Problem to solve: Return the listing word for word, as given.

####

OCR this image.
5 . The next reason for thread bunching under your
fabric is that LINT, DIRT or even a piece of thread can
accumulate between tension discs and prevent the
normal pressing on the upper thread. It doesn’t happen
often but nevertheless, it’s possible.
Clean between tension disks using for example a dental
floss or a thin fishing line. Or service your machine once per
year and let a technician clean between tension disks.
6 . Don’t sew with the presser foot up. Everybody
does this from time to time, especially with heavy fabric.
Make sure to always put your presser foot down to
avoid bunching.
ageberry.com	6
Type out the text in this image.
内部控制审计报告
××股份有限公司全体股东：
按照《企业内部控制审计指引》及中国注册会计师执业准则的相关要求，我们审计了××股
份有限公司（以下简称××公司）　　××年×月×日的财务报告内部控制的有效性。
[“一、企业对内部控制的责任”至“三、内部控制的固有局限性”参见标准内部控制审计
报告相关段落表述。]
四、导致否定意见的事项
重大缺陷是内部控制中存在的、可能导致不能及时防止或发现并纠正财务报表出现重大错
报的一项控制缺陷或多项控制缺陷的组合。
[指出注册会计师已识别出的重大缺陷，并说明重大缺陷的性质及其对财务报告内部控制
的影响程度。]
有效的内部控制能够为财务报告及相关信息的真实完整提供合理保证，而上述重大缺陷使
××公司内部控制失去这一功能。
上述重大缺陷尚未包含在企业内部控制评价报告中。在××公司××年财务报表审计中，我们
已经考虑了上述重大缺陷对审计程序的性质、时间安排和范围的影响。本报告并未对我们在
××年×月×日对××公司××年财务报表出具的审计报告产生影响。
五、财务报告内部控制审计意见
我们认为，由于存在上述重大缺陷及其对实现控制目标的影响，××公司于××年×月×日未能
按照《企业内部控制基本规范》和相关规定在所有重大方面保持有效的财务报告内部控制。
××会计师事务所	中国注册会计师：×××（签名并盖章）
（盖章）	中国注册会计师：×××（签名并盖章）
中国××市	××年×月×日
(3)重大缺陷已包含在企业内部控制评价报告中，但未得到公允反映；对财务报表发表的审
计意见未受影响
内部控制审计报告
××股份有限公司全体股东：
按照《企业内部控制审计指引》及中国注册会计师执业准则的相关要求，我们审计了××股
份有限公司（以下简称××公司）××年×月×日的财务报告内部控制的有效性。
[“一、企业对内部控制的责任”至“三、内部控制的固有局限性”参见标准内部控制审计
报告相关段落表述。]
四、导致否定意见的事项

####

Response to this exercise:
OCR this image.
5 . The next reason for thread bunching under your
fabric is that LINT, DIRT or even a piece of thread can
accumulate between tension discs and prevent the
normal pressing on the upper thread. It doesn’t happen
often but nevertheless, it’s possible.
Clean between tension disks using for example a dental
floss or a thin fishing line. Or service your machine once per
year and let a technician clean between tension disks.
6 . Don’t sew with the presser foot up. Everybody
does this from time to time, especially with heavy fabric.
Make sure to always put your presser foot down to
avoid bunching.
ageberry.com	6
Type out the text in this image.
内部控制审计报告
××股份有限公司全体股东：
按照《企业内部控制审计指引》及中国注册会计师执业准则的相关要求，我们审计了××股
份有限公司（以下简称××公司）　　××年×月×日的财务报告内部控制的有效性。
[“一、企业对内部控制的责任”至“三、内部控制的固有局限性”参见标准内部控制审计
报告相关段落表述。]
四、导致否定意见的事项
重大缺陷是内部控制中存在的、可能导致不能及时防止或发现并纠正财务报表出现重大错
报的一项控制缺陷或多项控制缺陷的组合。
[指出注册会计师已识别出的重大缺陷，并说明重大缺陷的性质及其对财务报告内部控制
的影响程度。]
有效的内部控制能够为财务报告及相关信息的真实完整提供合理保证，而上述重大缺陷使
××公司内部控制失去这一功能。
上述重大缺陷尚未包含在企业内部控制评价报告中。在××公司××年财务报表审计中，我们
已经考虑了上述重大缺陷对审计程序的性质、时间安排和范围的影响。本报告并未对我们在
××年×月×日对××公司××年财务报表出具的审计报告产生影响。
五、财务报告内部控制审计意见
我们认为，由于存在上述重大缺陷及其对实现控制目标的影响，××公司于××年×月×日未能
按照《企业内部控制基本规范》和相关规定在所有重大方面保持有效的财务报告内部控制。
××会计师事务所	中国注册会计师：×××（签名并盖章）
（盖章）	中国注册会计师：×××（签名并盖章）
中国××市	××年×月×日
(3)重大缺陷已包含在企业内部控制评价报告中，但未得到公允反映；对财务报表发表的审
计意见未受影响
内部控制审计报告
××股份有限公司全体股东：
按照《企业内部控制审计指引》及中国注册会计师执业准则的相关要求，我们审计了××股
份有限公司（以下简称××公司）××年×月×日的财务报告内部控制的有效性。
[“一、企业对内部控制的责任”至“三、内部控制的固有局限性”参见标准内部控制审计
报告相关段落表述。]
四、导致否定意见的事项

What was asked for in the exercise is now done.